§ **Direction**: Output all of the data below exactly as given.

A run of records
--

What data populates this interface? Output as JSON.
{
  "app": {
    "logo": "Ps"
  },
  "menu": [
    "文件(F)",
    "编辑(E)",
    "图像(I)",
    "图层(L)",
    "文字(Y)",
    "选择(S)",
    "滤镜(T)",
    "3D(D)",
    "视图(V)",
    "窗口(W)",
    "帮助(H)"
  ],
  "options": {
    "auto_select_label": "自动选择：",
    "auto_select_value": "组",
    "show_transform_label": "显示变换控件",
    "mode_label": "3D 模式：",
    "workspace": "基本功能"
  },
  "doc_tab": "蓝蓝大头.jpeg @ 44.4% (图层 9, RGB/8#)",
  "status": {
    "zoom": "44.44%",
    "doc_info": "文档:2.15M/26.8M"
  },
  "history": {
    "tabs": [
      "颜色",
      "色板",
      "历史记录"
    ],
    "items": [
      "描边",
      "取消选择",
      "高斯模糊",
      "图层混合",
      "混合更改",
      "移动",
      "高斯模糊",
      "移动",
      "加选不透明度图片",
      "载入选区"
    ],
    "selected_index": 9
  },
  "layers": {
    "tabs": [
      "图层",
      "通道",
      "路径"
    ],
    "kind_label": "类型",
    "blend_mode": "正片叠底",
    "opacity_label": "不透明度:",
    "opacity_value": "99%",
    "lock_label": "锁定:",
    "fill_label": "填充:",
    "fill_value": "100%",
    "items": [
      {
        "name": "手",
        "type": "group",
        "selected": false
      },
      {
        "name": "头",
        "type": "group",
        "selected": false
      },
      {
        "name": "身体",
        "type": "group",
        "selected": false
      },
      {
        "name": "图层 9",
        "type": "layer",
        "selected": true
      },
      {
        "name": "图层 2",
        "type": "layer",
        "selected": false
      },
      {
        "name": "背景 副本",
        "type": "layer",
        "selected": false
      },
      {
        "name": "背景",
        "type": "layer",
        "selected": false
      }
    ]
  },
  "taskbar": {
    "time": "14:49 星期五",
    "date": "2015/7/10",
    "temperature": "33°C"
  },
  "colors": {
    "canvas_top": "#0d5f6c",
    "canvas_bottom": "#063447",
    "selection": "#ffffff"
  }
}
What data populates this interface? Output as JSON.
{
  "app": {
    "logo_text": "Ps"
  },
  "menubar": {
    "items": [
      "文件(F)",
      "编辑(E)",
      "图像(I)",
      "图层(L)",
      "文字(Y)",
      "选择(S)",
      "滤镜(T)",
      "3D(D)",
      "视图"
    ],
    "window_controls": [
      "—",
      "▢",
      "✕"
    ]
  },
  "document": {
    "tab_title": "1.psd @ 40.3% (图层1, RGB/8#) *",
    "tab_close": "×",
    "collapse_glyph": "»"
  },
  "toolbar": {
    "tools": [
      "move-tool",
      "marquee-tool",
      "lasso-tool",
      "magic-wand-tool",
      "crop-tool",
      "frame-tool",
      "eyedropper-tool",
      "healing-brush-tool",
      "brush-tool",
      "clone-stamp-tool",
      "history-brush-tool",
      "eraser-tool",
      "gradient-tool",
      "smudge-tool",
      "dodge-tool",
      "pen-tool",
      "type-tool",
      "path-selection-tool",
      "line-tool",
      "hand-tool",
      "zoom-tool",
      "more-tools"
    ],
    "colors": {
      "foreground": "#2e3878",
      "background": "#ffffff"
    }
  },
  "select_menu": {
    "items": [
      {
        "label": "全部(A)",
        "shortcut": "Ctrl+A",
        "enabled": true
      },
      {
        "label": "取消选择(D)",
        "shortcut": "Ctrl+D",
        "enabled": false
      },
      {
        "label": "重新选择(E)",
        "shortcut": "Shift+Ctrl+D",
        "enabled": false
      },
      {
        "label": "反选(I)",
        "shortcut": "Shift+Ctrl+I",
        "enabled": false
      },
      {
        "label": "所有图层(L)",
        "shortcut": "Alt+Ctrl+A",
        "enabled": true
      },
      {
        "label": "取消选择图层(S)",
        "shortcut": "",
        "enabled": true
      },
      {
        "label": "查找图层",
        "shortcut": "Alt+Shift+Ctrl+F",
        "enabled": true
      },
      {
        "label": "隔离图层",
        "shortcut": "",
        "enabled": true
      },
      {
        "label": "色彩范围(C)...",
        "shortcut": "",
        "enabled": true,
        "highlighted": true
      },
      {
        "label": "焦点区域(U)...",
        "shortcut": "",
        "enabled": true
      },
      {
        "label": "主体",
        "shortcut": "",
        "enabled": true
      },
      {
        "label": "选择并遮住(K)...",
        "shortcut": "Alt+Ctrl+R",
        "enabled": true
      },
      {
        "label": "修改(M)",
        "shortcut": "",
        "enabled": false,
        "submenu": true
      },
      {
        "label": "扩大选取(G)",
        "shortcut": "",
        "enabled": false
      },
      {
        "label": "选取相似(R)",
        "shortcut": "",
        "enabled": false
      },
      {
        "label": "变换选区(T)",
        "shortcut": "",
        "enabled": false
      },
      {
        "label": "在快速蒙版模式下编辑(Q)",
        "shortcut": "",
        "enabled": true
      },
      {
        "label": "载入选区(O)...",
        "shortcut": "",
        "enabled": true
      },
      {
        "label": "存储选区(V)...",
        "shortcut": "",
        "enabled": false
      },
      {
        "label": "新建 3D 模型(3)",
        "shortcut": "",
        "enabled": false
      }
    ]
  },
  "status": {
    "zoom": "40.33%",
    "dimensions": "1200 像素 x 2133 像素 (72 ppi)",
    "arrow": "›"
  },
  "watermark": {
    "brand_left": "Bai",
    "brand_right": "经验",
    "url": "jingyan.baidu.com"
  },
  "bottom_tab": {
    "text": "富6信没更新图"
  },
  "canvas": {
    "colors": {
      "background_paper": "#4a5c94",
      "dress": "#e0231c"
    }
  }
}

--

§ **Solution for this exercise**:
What data populates this interface? Output as JSON.
{
  "app": {
    "logo": "Ps"
  },
  "menu": [
    "文件(F)",
    "编辑(E)",
    "图像(I)",
    "图层(L)",
    "文字(Y)",
    "选择(S)",
    "滤镜(T)",
    "3D(D)",
    "视图(V)",
    "窗口(W)",
    "帮助(H)"
  ],
  "options": {
    "auto_select_label": "自动选择：",
    "auto_select_value": "组",
    "show_transform_label": "显示变换控件",
    "mode_label": "3D 模式：",
    "workspace": "基本功能"
  },
  "doc_tab": "蓝蓝大头.jpeg @ 44.4% (图层 9, RGB/8#)",
  "status": {
    "zoom": "44.44%",
    "doc_info": "文档:2.15M/26.8M"
  },
  "history": {
    "tabs": [
      "颜色",
      "色板",
      "历史记录"
    ],
    "items": [
      "描边",
      "取消选择",
      "高斯模糊",
      "图层混合",
      "混合更改",
      "移动",
      "高斯模糊",
      "移动",
      "加选不透明度图片",
      "载入选区"
    ],
    "selected_index": 9
  },
  "layers": {
    "tabs": [
      "图层",
      "通道",
      "路径"
    ],
    "kind_label": "类型",
    "blend_mode": "正片叠底",
    "opacity_label": "不透明度:",
    "opacity_value": "99%",
    "lock_label": "锁定:",
    "fill_label": "填充:",
    "fill_value": "100%",
    "items": [
      {
        "name": "手",
        "type": "group",
        "selected": false
      },
      {
        "name": "头",
        "type": "group",
        "selected": false
      },
      {
        "name": "身体",
        "type": "group",
        "selected": false
      },
      {
        "name": "图层 9",
        "type": "layer",
        "selected": true
      },
      {
        "name": "图层 2",
        "type": "layer",
        "selected": false
      },
      {
        "name": "背景 副本",
        "type": "layer",
        "selected": false
      },
      {
        "name": "背景",
        "type": "layer",
        "selected": false
      }
    ]
  },
  "taskbar": {
    "time": "14:49 星期五",
    "date": "2015/7/10",
    "temperature": "33°C"
  },
  "colors": {
    "canvas_top": "#0d5f6c",
    "canvas_bottom": "#063447",
    "selection": "#ffffff"
  }
}
What data populates this interface? Output as JSON.
{
  "app": {
    "logo_text": "Ps"
  },
  "menubar": {
    "items": [
      "文件(F)",
      "编辑(E)",
      "图像(I)",
      "图层(L)",
      "文字(Y)",
      "选择(S)",
      "滤镜(T)",
      "3D(D)",
      "视图"
    ],
    "window_controls": [
      "—",
      "▢",
      "✕"
    ]
  },
  "document": {
    "tab_title": "1.psd @ 40.3% (图层1, RGB/8#) *",
    "tab_close": "×",
    "collapse_glyph": "»"
  },
  "toolbar": {
    "tools": [
      "move-tool",
      "marquee-tool",
      "lasso-tool",
      "magic-wand-tool",
      "crop-tool",
      "frame-tool",
      "eyedropper-tool",
      "healing-brush-tool",
      "brush-tool",
      "clone-stamp-tool",
      "history-brush-tool",
      "eraser-tool",
      "gradient-tool",
      "smudge-tool",
      "dodge-tool",
      "pen-tool",
      "type-tool",
      "path-selection-tool",
      "line-tool",
      "hand-tool",
      "zoom-tool",
      "more-tools"
    ],
    "colors": {
      "foreground": "#2e3878",
      "background": "#ffffff"
    }
  },
  "select_menu": {
    "items": [
      {
        "label": "全部(A)",
        "shortcut": "Ctrl+A",
        "enabled": true
      },
      {
        "label": "取消选择(D)",
        "shortcut": "Ctrl+D",
        "enabled": false
      },
      {
        "label": "重新选择(E)",
        "shortcut": "Shift+Ctrl+D",
        "enabled": false
      },
      {
        "label": "反选(I)",
        "shortcut": "Shift+Ctrl+I",
        "enabled": false
      },
      {
        "label": "所有图层(L)",
        "shortcut": "Alt+Ctrl+A",
        "enabled": true
      },
      {
        "label": "取消选择图层(S)",
        "shortcut": "",
        "enabled": true
      },
      {
        "label": "查找图层",
        "shortcut": "Alt+Shift+Ctrl+F",
        "enabled": true
      },
      {
        "label": "隔离图层",
        "shortcut": "",
        "enabled": true
      },
      {
        "label": "色彩范围(C)...",
        "shortcut": "",
        "enabled": true,
        "highlighted": true
      },
      {
        "label": "焦点区域(U)...",
        "shortcut": "",
        "enabled": true
      },
      {
        "label": "主体",
        "shortcut": "",
        "enabled": true
      },
      {
        "label": "选择并遮住(K)...",
        "shortcut": "Alt+Ctrl+R",
        "enabled": true
      },
      {
        "label": "修改(M)",
        "shortcut": "",
        "enabled": false,
        "submenu": true
      },
      {
        "label": "扩大选取(G)",
        "shortcut": "",
        "enabled": false
      },
      {
        "label": "选取相似(R)",
        "shortcut": "",
        "enabled": false
      },
      {
        "label": "变换选区(T)",
        "shortcut": "",
        "enabled": false
      },
      {
        "label": "在快速蒙版模式下编辑(Q)",
        "shortcut": "",
        "enabled": true
      },
      {
        "label": "载入选区(O)...",
        "shortcut": "",
        "enabled": true
      },
      {
        "label": "存储选区(V)...",
        "shortcut": "",
        "enabled": false
      },
      {
        "label": "新建 3D 模型(3)",
        "shortcut": "",
        "enabled": false
      }
    ]
  },
  "status": {
    "zoom": "40.33%",
    "dimensions": "1200 像素 x 2133 像素 (72 ppi)",
    "arrow": "›"
  },
  "watermark": {
    "brand_left": "Bai",
    "brand_right": "经验",
    "url": "jingyan.baidu.com"
  },
  "bottom_tab": {
    "text": "富6信没更新图"
  },
  "canvas": {
    "colors": {
      "background_paper": "#4a5c94",
      "dress": "#e0231c"
    }
  }
}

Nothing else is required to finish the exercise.